[BEGIN Excerpt]

From: harryjulian <harryjulian16@gmail.com>
Date: Wed, 8 Oct 2025 11:19:06 +0100
Subject: [PATCH 1/6] first streaing impl

---
 examples/onnx_example_streaming.py |  88 +++++++++++++++++
 neuttsair/neutts.py                | 149 ++++++++++++++++++++++++++++-
 2 files changed, 234 insertions(+), 3 deletions(-)
 create mode 100644 examples/onnx_example_streaming.py

diff --git a/examples/onnx_example_streaming.py b/examples/onnx_example_streaming.py
new file mode 100644
index 0000000..a7fd6c4
--- /dev/null
+++ b/examples/onnx_example_streaming.py
@@ -0,0 +1,88 @@
+import os
+import soundfile as sf
+import torch
+import numpy as np
+from neuttsair.neutts import NeuTTSAir
+import pyaudio
+
+
+def main(input_text, ref_codes_path, ref_text, backbone):
+    assert backbone in ["neuphonic/neutts-air-q4-gguf", "neuphonic/neutts-air-q8-gguf"], "Must be a GGUF ckpt as streaming only supported by llama-cpp."
+    
+    # Initialize NeuTTSAir with the desired model and codec
+    tts = NeuTTSAir(
+        backbone_repo=backbone,
+        backbone_device="cpu",
+        codec_repo="neuphonic/neucodec-onnx-decoder",
+        codec_device="cpu"
+    )

[END Excerpt]
[BEGIN Provided information]

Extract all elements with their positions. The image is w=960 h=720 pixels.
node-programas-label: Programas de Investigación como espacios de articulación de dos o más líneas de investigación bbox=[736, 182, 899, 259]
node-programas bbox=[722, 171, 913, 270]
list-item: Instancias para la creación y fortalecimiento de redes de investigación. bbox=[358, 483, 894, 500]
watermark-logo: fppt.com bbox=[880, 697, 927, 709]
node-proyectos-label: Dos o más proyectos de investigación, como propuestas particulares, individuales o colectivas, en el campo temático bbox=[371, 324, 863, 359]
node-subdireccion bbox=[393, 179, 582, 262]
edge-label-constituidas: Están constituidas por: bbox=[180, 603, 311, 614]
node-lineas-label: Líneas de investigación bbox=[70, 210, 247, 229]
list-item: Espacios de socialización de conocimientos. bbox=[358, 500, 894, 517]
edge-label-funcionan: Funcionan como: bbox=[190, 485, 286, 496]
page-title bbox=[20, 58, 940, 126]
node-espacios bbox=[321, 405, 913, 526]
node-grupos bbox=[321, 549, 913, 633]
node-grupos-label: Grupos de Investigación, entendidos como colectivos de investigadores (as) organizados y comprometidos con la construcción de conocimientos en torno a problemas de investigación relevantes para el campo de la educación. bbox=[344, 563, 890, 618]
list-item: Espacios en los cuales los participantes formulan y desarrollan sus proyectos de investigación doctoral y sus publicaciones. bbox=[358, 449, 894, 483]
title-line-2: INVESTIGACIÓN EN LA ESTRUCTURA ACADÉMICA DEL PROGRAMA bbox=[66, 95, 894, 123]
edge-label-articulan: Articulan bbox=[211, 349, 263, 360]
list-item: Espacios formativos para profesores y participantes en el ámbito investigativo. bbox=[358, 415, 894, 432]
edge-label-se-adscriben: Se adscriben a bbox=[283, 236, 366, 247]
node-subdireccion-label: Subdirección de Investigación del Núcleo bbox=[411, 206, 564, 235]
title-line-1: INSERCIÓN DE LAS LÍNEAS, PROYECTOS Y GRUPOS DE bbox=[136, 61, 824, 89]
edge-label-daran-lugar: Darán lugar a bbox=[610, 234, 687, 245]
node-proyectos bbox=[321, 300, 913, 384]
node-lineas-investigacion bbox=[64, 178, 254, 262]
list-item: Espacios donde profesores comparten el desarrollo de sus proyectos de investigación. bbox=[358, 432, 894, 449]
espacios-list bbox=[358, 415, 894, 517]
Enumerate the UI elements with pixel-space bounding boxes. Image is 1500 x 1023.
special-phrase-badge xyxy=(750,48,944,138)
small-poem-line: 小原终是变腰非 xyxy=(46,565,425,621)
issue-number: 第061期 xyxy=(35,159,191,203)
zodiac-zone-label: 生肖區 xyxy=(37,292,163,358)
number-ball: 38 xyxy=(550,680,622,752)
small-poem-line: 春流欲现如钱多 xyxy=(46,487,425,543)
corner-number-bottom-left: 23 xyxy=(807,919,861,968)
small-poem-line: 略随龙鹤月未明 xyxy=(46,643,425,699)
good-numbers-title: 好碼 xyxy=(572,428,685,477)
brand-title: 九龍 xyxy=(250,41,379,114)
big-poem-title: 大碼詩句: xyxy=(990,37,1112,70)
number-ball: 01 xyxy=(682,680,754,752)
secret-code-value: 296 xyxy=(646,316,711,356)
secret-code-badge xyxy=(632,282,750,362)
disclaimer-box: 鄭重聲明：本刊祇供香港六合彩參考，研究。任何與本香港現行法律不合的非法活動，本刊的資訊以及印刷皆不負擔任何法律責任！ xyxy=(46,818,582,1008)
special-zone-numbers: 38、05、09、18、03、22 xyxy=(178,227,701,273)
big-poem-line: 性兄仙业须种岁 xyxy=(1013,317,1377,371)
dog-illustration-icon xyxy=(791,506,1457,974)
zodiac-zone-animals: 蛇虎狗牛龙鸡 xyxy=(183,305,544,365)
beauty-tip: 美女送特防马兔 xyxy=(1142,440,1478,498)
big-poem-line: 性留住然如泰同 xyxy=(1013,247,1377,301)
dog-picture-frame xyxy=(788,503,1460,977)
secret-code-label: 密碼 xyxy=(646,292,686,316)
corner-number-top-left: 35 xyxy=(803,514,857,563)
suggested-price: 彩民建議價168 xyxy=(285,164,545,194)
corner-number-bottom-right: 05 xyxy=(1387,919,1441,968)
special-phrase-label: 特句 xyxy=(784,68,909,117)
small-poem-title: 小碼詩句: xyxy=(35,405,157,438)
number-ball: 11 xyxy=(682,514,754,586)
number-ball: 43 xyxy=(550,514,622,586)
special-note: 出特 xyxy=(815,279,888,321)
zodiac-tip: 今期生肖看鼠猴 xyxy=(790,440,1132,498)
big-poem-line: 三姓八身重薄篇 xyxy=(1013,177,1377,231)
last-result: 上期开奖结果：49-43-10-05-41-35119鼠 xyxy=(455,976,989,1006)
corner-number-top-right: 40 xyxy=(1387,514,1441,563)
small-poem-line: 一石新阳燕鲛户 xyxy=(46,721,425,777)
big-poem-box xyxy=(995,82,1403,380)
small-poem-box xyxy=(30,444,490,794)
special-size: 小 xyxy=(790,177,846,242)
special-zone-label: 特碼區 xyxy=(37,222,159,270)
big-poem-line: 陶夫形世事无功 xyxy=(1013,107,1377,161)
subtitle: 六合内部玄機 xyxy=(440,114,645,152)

[END Provided information]

● **Requirements**
**1.** Decide whether each statement agrees with the patch excerpt, answering yes or no and quoting the words that settle it. (a) The patch adds a new file named examples/onnx_example_streaming.py. (b) In the streaming example, the codec is set to run on a GPU. (c) The patch removes more lines than it adds.
**2.** Answer these questions from the patch excerpt.
(a) What name appears in the From line?
(b) How many files does the patch change?
(c) Which two backbone values does the assertion in the main function accept?
**3.** Rewrite the block of the patch excerpt that begins "# Initialize NeuTTSAir with the desired model and codec" as a short list of the settings it passes, keeping each value.

● **Answers**
**1.**
(a) Yes: "create mode 100644 examples/onnx_example_streaming.py"
(b) No: "codec_device="cpu""
(c) No: "234 insertions(+), 3 deletions(-)"

**2.**
(a) harryjulian
(b) 2
(c) "neuphonic/neutts-air-q4-gguf" and "neuphonic/neutts-air-q8-gguf"

**3.**
NeuTTSAir is created with these settings:
- backbone_repo: the backbone argument
- backbone_device: "cpu"
- codec_repo: "neuphonic/neucodec-onnx-decoder"
- codec_device: "cpu"